| Stated task |
Copy out all lines in the data below containing the string "Concentration".

(Chart and figure data)
--

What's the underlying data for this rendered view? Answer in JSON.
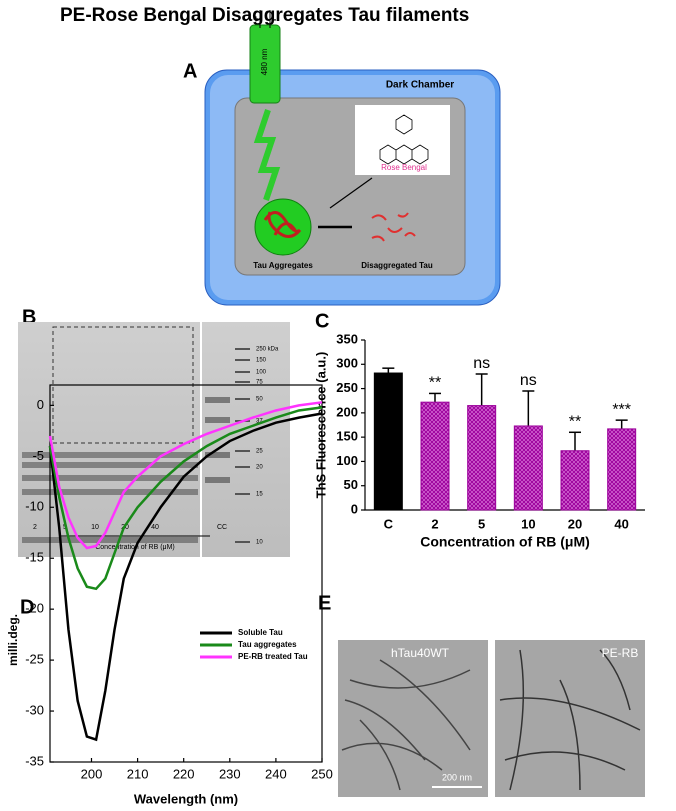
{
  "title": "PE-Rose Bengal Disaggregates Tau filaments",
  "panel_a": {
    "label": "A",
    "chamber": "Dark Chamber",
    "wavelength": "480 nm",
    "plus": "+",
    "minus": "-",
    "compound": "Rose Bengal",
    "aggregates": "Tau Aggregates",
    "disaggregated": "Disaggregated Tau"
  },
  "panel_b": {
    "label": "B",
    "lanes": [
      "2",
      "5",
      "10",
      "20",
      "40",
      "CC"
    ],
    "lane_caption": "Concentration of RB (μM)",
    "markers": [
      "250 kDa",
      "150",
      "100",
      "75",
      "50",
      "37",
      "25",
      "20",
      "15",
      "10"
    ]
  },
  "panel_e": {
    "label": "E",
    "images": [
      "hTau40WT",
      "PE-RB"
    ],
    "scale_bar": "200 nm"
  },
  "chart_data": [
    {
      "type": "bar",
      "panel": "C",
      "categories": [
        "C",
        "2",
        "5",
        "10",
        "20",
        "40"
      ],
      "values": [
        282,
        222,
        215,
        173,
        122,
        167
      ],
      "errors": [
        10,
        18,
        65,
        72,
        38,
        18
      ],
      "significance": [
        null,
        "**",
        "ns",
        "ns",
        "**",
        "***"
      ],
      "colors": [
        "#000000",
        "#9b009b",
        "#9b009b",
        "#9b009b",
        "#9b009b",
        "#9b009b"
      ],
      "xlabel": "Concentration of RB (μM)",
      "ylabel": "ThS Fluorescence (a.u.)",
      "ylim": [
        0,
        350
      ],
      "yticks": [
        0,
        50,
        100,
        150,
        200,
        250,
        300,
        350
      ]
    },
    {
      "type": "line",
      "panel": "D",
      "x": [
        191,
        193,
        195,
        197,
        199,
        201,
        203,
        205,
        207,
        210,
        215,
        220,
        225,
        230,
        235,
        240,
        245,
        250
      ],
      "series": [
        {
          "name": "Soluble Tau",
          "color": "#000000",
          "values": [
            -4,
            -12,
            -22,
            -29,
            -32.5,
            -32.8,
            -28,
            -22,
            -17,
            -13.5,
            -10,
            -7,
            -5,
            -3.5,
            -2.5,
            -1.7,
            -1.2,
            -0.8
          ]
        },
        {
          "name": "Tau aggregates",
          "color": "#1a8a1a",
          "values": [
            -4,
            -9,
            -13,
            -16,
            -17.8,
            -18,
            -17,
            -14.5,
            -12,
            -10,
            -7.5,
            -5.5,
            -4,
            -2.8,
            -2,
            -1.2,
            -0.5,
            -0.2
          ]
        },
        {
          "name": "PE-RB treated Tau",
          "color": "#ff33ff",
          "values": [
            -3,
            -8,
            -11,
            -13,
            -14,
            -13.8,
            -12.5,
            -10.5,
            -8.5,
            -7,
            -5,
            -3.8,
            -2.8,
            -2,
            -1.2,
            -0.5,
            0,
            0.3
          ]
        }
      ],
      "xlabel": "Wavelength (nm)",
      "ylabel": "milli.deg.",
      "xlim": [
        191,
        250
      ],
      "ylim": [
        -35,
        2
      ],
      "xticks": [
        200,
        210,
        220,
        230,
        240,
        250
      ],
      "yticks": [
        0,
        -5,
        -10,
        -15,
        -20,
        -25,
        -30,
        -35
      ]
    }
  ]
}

--

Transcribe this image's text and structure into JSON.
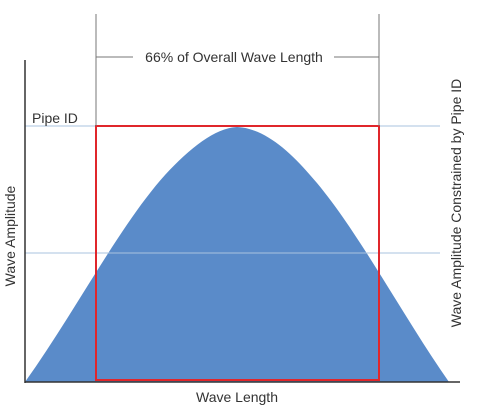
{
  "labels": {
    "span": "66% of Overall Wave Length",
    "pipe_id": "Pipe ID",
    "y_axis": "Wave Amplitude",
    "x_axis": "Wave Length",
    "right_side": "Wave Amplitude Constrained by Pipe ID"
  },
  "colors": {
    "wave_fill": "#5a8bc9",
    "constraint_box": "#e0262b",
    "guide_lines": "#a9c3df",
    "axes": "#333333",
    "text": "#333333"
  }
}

--

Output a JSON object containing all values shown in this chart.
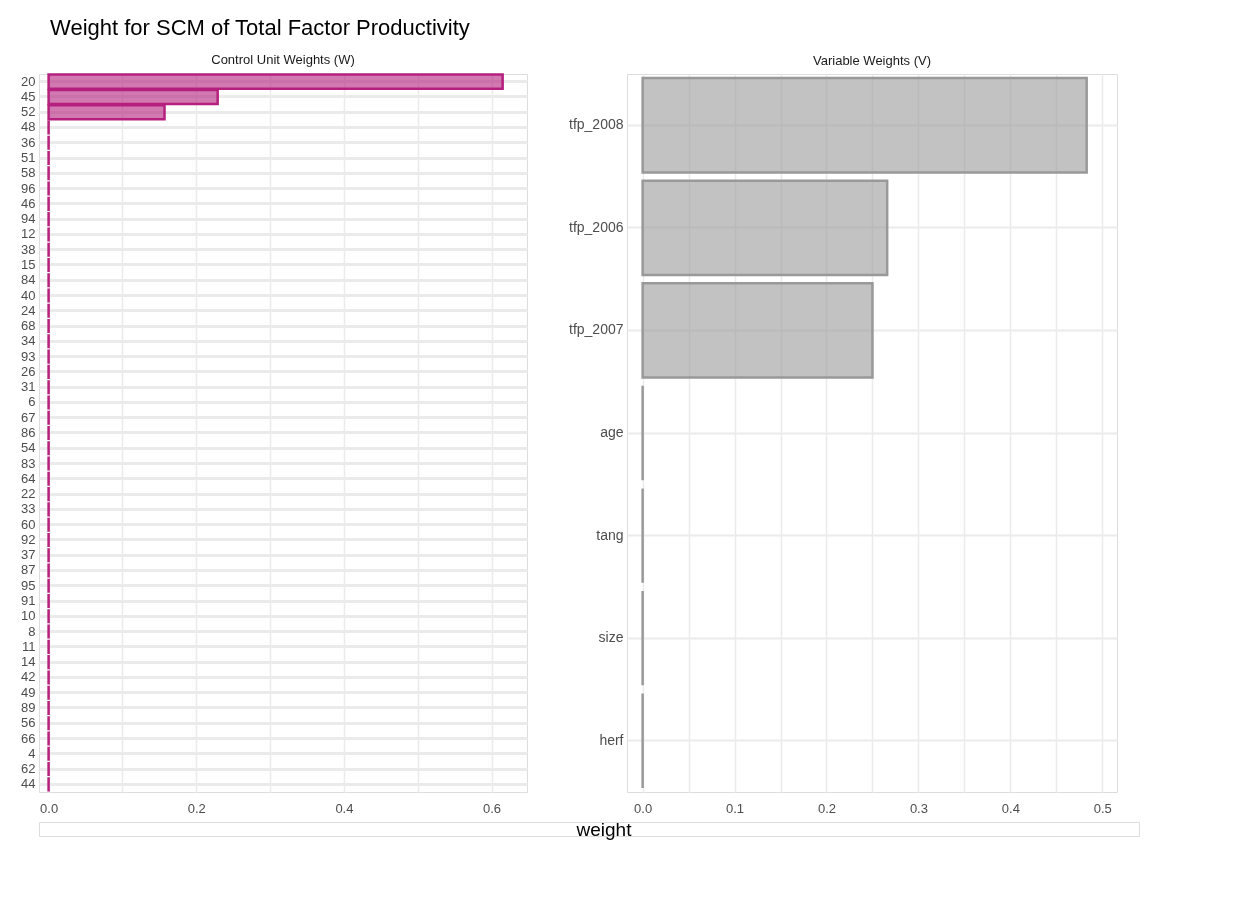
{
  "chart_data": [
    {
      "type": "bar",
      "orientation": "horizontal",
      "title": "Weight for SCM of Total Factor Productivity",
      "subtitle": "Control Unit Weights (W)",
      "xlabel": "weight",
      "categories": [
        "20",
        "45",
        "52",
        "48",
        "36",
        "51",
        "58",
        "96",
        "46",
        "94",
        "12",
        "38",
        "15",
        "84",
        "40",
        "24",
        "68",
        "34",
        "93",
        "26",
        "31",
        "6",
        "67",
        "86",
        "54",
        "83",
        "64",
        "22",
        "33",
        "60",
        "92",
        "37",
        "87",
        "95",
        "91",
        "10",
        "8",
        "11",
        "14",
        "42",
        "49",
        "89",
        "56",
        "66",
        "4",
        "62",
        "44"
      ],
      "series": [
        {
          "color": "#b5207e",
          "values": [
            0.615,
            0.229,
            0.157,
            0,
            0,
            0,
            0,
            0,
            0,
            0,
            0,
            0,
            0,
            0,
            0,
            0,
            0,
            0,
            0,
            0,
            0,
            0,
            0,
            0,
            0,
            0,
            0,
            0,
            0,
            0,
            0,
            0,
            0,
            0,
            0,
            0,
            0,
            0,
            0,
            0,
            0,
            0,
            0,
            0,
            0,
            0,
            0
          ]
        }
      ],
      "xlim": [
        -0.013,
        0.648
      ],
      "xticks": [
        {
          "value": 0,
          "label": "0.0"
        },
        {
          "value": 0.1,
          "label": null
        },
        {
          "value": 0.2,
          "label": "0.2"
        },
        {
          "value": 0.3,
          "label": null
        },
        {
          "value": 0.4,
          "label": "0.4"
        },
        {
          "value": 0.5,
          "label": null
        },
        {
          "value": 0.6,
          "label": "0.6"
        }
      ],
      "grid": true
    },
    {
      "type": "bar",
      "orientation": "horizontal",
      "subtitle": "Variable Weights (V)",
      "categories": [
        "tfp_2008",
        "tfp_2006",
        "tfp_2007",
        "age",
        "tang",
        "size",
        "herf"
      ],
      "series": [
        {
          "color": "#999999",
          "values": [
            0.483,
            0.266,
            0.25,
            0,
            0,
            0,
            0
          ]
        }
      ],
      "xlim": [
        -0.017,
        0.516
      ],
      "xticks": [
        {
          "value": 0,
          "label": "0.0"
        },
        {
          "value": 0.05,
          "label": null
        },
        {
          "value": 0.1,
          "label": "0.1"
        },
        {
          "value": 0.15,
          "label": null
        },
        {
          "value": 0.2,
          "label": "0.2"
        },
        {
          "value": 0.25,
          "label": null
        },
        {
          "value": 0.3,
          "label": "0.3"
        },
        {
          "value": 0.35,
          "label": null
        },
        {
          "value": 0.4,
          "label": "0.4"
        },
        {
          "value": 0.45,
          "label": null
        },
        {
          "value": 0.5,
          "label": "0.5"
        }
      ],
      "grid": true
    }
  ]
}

--

| Result of the task |
    "lane_caption": "Concentration of RB (μM)",
      "xlabel": "Concentration of RB (μM)",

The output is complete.